** START OF Provided records **

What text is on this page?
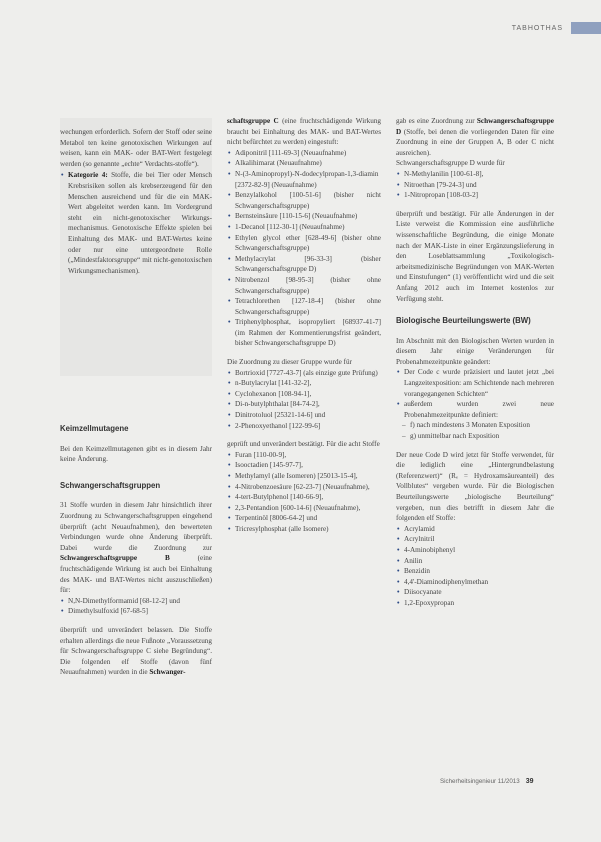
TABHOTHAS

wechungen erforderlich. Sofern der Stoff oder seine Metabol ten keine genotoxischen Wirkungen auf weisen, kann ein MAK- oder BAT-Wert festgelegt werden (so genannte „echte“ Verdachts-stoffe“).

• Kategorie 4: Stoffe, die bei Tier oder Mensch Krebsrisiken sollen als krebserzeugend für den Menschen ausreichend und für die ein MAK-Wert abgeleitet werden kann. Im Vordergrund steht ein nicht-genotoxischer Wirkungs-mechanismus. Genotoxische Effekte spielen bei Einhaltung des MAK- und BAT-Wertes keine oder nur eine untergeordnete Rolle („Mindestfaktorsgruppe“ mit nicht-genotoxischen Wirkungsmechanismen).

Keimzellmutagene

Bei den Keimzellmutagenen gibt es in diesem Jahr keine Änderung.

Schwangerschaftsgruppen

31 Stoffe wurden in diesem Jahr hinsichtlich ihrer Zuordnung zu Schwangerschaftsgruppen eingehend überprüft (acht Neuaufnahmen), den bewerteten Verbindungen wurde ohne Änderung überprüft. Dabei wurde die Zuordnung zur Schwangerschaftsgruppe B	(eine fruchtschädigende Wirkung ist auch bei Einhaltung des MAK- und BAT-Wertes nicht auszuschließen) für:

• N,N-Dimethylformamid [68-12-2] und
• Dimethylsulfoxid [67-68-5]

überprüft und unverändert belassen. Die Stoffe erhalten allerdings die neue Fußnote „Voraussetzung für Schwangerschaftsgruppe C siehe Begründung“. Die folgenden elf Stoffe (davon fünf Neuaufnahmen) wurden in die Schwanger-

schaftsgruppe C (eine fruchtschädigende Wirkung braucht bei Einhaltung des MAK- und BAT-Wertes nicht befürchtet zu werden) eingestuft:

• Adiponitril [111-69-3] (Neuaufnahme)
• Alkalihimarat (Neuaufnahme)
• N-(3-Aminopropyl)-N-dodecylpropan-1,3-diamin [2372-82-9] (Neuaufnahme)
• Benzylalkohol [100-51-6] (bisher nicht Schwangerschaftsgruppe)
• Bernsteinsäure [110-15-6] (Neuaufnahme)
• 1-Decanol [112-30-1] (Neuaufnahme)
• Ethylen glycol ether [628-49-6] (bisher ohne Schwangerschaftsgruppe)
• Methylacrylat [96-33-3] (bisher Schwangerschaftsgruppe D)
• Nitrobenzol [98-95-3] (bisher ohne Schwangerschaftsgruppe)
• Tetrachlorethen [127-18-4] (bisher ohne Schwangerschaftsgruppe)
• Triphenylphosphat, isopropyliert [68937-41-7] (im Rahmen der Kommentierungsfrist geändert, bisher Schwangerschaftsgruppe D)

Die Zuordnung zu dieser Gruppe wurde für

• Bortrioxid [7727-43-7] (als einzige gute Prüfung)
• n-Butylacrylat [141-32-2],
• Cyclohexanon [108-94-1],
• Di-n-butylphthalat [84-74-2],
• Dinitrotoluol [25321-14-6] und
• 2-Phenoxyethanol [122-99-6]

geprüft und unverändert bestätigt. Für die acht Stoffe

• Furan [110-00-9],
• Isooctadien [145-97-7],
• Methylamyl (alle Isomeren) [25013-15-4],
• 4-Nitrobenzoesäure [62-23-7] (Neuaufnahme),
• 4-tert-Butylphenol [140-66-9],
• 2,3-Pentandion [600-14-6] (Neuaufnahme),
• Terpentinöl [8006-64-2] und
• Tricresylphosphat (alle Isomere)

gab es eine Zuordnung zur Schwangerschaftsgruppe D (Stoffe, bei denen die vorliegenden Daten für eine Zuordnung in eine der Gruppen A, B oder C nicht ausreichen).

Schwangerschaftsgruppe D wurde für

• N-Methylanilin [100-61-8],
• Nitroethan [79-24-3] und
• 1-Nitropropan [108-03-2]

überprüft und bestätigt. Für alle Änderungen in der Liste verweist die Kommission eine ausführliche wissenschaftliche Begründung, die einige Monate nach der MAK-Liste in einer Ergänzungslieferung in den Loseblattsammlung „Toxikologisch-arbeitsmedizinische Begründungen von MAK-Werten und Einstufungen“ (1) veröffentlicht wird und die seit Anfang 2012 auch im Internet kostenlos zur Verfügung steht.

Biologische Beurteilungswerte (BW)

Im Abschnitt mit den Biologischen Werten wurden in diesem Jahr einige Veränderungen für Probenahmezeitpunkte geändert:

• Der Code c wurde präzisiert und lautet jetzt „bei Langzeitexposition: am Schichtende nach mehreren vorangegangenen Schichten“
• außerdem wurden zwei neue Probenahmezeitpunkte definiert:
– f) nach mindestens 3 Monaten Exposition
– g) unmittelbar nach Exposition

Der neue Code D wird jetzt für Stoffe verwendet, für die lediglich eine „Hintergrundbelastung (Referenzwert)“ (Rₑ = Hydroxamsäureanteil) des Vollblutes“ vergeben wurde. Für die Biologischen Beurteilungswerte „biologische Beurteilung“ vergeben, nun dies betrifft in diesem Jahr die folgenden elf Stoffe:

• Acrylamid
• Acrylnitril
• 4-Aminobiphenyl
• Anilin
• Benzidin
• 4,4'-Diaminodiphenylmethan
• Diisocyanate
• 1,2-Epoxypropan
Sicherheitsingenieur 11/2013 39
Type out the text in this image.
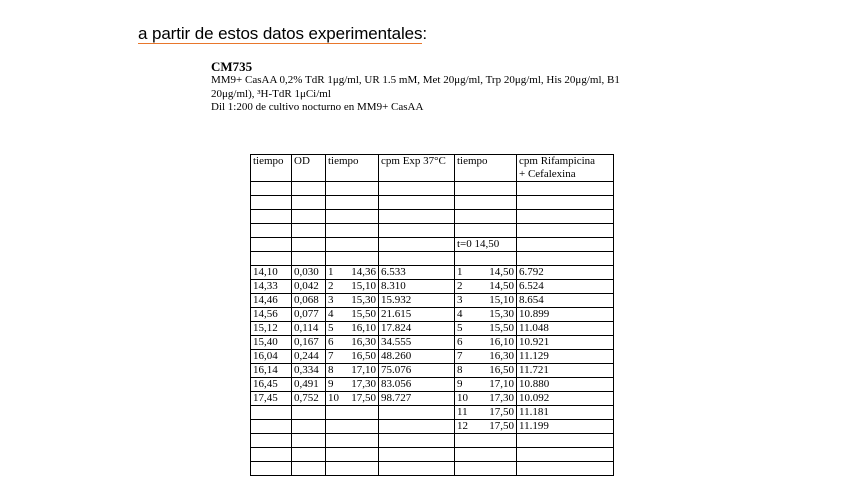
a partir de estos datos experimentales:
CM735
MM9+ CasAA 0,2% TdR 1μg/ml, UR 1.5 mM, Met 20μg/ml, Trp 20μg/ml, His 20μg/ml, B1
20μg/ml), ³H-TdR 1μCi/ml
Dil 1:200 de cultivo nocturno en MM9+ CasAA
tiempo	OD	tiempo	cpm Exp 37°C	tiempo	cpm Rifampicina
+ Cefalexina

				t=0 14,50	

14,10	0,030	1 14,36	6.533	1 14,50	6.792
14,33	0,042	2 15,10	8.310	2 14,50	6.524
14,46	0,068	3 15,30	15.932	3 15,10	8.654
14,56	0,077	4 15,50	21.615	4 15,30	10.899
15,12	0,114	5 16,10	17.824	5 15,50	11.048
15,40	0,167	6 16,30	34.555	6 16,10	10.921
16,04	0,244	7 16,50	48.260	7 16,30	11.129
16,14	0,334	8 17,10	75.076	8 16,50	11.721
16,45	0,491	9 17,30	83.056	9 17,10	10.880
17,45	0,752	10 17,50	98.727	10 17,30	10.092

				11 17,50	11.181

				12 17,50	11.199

** END OF Provided records **

- **Exercise instructions**: Filter the records, keeping only lines that contain "wird", and show those lines.

- **Solution to this task**:
überprüft und bestätigt. Für alle Änderungen in der Liste verweist die Kommission eine ausführliche wissenschaftliche Begründung, die einige Monate nach der MAK-Liste in einer Ergänzungslieferung in den Loseblattsammlung „Toxikologisch-arbeitsmedizinische Begründungen von MAK-Werten und Einstufungen“ (1) veröffentlicht wird und die seit Anfang 2012 auch im Internet kostenlos zur Verfügung steht.
Der neue Code D wird jetzt für Stoffe verwendet, für die lediglich eine „Hintergrundbelastung (Referenzwert)“ (Rₑ = Hydroxamsäureanteil) des Vollblutes“ vergeben wurde. Für die Biologischen Beurteilungswerte „biologische Beurteilung“ vergeben, nun dies betrifft in diesem Jahr die folgenden elf Stoffe:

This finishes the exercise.